- [GOAL OF THE EXERCISE]:
Repeat every line of the material, character for character.

- [DATA SECTION]:
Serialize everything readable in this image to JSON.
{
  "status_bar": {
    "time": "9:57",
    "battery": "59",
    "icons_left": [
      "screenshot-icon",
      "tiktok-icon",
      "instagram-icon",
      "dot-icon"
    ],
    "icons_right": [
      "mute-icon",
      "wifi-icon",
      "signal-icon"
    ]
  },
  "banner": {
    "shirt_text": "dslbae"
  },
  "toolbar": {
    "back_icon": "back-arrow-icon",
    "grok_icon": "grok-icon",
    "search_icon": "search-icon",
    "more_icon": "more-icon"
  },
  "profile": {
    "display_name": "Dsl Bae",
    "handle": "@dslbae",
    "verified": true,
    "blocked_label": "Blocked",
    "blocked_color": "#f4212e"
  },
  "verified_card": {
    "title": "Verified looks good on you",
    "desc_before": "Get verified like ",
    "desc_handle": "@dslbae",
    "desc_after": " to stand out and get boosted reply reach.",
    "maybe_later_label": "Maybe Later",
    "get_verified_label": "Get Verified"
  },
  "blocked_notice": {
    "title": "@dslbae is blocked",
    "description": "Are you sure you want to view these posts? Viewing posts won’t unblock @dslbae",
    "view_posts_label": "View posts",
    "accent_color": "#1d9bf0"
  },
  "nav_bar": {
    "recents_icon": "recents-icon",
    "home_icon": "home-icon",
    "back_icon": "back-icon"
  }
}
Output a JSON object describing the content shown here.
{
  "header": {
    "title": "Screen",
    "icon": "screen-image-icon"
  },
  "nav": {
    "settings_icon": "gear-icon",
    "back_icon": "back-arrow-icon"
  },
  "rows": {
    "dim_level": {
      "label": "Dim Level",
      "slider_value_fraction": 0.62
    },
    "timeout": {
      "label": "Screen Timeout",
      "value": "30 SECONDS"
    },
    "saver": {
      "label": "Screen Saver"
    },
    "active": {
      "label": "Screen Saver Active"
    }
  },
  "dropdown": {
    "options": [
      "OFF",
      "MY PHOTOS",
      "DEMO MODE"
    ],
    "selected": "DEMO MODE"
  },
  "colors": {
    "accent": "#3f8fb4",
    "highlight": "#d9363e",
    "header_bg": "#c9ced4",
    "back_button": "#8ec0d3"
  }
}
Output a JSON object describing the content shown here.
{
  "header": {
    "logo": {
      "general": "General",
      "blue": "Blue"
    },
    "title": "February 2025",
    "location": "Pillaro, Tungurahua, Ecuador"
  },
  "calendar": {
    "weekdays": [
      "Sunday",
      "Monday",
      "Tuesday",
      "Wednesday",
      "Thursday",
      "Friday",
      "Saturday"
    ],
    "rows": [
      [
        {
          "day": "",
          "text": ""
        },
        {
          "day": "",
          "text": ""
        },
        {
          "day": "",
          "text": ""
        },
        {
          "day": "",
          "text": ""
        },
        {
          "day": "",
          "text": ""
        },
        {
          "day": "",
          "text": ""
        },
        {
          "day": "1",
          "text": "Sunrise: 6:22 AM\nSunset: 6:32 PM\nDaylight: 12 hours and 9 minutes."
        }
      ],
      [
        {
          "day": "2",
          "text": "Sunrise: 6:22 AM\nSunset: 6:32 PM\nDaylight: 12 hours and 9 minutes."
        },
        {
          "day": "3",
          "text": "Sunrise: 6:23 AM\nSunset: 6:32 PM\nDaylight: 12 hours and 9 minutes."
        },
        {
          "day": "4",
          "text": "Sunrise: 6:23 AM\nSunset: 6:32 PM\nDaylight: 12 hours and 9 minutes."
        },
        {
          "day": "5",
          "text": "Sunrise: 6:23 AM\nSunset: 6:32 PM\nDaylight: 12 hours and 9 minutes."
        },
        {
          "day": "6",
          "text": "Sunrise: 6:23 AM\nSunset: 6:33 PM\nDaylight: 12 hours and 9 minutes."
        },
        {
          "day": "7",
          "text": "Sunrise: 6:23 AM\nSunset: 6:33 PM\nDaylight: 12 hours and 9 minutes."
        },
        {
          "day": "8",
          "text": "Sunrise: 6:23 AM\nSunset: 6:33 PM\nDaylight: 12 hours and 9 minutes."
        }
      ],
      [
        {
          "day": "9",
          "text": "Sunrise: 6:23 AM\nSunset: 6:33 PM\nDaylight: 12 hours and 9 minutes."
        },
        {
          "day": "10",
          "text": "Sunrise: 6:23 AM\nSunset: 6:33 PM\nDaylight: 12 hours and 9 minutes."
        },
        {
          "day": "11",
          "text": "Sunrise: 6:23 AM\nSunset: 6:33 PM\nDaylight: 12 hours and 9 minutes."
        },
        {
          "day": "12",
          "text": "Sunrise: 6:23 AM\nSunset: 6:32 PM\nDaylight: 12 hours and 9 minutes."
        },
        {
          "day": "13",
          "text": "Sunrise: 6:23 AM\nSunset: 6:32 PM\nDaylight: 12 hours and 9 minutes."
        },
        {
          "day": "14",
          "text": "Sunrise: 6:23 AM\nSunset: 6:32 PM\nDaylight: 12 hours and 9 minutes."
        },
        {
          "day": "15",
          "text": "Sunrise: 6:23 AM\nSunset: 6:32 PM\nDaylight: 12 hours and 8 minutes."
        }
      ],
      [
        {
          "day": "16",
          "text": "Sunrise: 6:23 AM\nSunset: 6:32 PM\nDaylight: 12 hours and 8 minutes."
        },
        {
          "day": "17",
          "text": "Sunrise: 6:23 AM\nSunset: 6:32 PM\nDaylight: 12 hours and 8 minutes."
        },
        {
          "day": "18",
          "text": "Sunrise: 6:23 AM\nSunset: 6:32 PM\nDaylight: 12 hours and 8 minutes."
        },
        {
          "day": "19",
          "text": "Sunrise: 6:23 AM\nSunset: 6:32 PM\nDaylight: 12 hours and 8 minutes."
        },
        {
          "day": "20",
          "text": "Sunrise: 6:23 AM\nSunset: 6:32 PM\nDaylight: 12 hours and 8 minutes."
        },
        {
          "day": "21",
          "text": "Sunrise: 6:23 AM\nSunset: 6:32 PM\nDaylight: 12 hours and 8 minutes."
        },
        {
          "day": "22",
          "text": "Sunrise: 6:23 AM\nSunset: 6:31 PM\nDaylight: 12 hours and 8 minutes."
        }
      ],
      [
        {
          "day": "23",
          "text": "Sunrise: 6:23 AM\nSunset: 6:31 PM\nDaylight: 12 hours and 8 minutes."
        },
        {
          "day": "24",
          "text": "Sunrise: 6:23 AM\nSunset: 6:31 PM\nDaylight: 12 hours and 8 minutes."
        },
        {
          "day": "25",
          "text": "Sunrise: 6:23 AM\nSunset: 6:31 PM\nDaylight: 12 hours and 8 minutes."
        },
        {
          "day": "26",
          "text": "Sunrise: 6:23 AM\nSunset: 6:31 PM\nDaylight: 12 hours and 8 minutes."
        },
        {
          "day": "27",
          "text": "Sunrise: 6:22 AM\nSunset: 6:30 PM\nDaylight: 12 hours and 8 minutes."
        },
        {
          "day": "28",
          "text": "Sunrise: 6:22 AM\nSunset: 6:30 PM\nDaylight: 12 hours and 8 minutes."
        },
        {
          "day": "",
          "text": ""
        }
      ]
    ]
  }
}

- [WRITTEN ANSWER]:
Serialize everything readable in this image to JSON.
{
  "status_bar": {
    "time": "9:57",
    "battery": "59",
    "icons_left": [
      "screenshot-icon",
      "tiktok-icon",
      "instagram-icon",
      "dot-icon"
    ],
    "icons_right": [
      "mute-icon",
      "wifi-icon",
      "signal-icon"
    ]
  },
  "banner": {
    "shirt_text": "dslbae"
  },
  "toolbar": {
    "back_icon": "back-arrow-icon",
    "grok_icon": "grok-icon",
    "search_icon": "search-icon",
    "more_icon": "more-icon"
  },
  "profile": {
    "display_name": "Dsl Bae",
    "handle": "@dslbae",
    "verified": true,
    "blocked_label": "Blocked",
    "blocked_color": "#f4212e"
  },
  "verified_card": {
    "title": "Verified looks good on you",
    "desc_before": "Get verified like ",
    "desc_handle": "@dslbae",
    "desc_after": " to stand out and get boosted reply reach.",
    "maybe_later_label": "Maybe Later",
    "get_verified_label": "Get Verified"
  },
  "blocked_notice": {
    "title": "@dslbae is blocked",
    "description": "Are you sure you want to view these posts? Viewing posts won’t unblock @dslbae",
    "view_posts_label": "View posts",
    "accent_color": "#1d9bf0"
  },
  "nav_bar": {
    "recents_icon": "recents-icon",
    "home_icon": "home-icon",
    "back_icon": "back-icon"
  }
}
Output a JSON object describing the content shown here.
{
  "header": {
    "title": "Screen",
    "icon": "screen-image-icon"
  },
  "nav": {
    "settings_icon": "gear-icon",
    "back_icon": "back-arrow-icon"
  },
  "rows": {
    "dim_level": {
      "label": "Dim Level",
      "slider_value_fraction": 0.62
    },
    "timeout": {
      "label": "Screen Timeout",
      "value": "30 SECONDS"
    },
    "saver": {
      "label": "Screen Saver"
    },
    "active": {
      "label": "Screen Saver Active"
    }
  },
  "dropdown": {
    "options": [
      "OFF",
      "MY PHOTOS",
      "DEMO MODE"
    ],
    "selected": "DEMO MODE"
  },
  "colors": {
    "accent": "#3f8fb4",
    "highlight": "#d9363e",
    "header_bg": "#c9ced4",
    "back_button": "#8ec0d3"
  }
}
Output a JSON object describing the content shown here.
{
  "header": {
    "logo": {
      "general": "General",
      "blue": "Blue"
    },
    "title": "February 2025",
    "location": "Pillaro, Tungurahua, Ecuador"
  },
  "calendar": {
    "weekdays": [
      "Sunday",
      "Monday",
      "Tuesday",
      "Wednesday",
      "Thursday",
      "Friday",
      "Saturday"
    ],
    "rows": [
      [
        {
          "day": "",
          "text": ""
        },
        {
          "day": "",
          "text": ""
        },
        {
          "day": "",
          "text": ""
        },
        {
          "day": "",
          "text": ""
        },
        {
          "day": "",
          "text": ""
        },
        {
          "day": "",
          "text": ""
        },
        {
          "day": "1",
          "text": "Sunrise: 6:22 AM\nSunset: 6:32 PM\nDaylight: 12 hours and 9 minutes."
        }
      ],
      [
        {
          "day": "2",
          "text": "Sunrise: 6:22 AM\nSunset: 6:32 PM\nDaylight: 12 hours and 9 minutes."
        },
        {
          "day": "3",
          "text": "Sunrise: 6:23 AM\nSunset: 6:32 PM\nDaylight: 12 hours and 9 minutes."
        },
        {
          "day": "4",
          "text": "Sunrise: 6:23 AM\nSunset: 6:32 PM\nDaylight: 12 hours and 9 minutes."
        },
        {
          "day": "5",
          "text": "Sunrise: 6:23 AM\nSunset: 6:32 PM\nDaylight: 12 hours and 9 minutes."
        },
        {
          "day": "6",
          "text": "Sunrise: 6:23 AM\nSunset: 6:33 PM\nDaylight: 12 hours and 9 minutes."
        },
        {
          "day": "7",
          "text": "Sunrise: 6:23 AM\nSunset: 6:33 PM\nDaylight: 12 hours and 9 minutes."
        },
        {
          "day": "8",
          "text": "Sunrise: 6:23 AM\nSunset: 6:33 PM\nDaylight: 12 hours and 9 minutes."
        }
      ],
      [
        {
          "day": "9",
          "text": "Sunrise: 6:23 AM\nSunset: 6:33 PM\nDaylight: 12 hours and 9 minutes."
        },
        {
          "day": "10",
          "text": "Sunrise: 6:23 AM\nSunset: 6:33 PM\nDaylight: 12 hours and 9 minutes."
        },
        {
          "day": "11",
          "text": "Sunrise: 6:23 AM\nSunset: 6:33 PM\nDaylight: 12 hours and 9 minutes."
        },
        {
          "day": "12",
          "text": "Sunrise: 6:23 AM\nSunset: 6:32 PM\nDaylight: 12 hours and 9 minutes."
        },
        {
          "day": "13",
          "text": "Sunrise: 6:23 AM\nSunset: 6:32 PM\nDaylight: 12 hours and 9 minutes."
        },
        {
          "day": "14",
          "text": "Sunrise: 6:23 AM\nSunset: 6:32 PM\nDaylight: 12 hours and 9 minutes."
        },
        {
          "day": "15",
          "text": "Sunrise: 6:23 AM\nSunset: 6:32 PM\nDaylight: 12 hours and 8 minutes."
        }
      ],
      [
        {
          "day": "16",
          "text": "Sunrise: 6:23 AM\nSunset: 6:32 PM\nDaylight: 12 hours and 8 minutes."
        },
        {
          "day": "17",
          "text": "Sunrise: 6:23 AM\nSunset: 6:32 PM\nDaylight: 12 hours and 8 minutes."
        },
        {
          "day": "18",
          "text": "Sunrise: 6:23 AM\nSunset: 6:32 PM\nDaylight: 12 hours and 8 minutes."
        },
        {
          "day": "19",
          "text": "Sunrise: 6:23 AM\nSunset: 6:32 PM\nDaylight: 12 hours and 8 minutes."
        },
        {
          "day": "20",
          "text": "Sunrise: 6:23 AM\nSunset: 6:32 PM\nDaylight: 12 hours and 8 minutes."
        },
        {
          "day": "21",
          "text": "Sunrise: 6:23 AM\nSunset: 6:32 PM\nDaylight: 12 hours and 8 minutes."
        },
        {
          "day": "22",
          "text": "Sunrise: 6:23 AM\nSunset: 6:31 PM\nDaylight: 12 hours and 8 minutes."
        }
      ],
      [
        {
          "day": "23",
          "text": "Sunrise: 6:23 AM\nSunset: 6:31 PM\nDaylight: 12 hours and 8 minutes."
        },
        {
          "day": "24",
          "text": "Sunrise: 6:23 AM\nSunset: 6:31 PM\nDaylight: 12 hours and 8 minutes."
        },
        {
          "day": "25",
          "text": "Sunrise: 6:23 AM\nSunset: 6:31 PM\nDaylight: 12 hours and 8 minutes."
        },
        {
          "day": "26",
          "text": "Sunrise: 6:23 AM\nSunset: 6:31 PM\nDaylight: 12 hours and 8 minutes."
        },
        {
          "day": "27",
          "text": "Sunrise: 6:22 AM\nSunset: 6:30 PM\nDaylight: 12 hours and 8 minutes."
        },
        {
          "day": "28",
          "text": "Sunrise: 6:22 AM\nSunset: 6:30 PM\nDaylight: 12 hours and 8 minutes."
        },
        {
          "day": "",
          "text": ""
        }
      ]
    ]
  }
}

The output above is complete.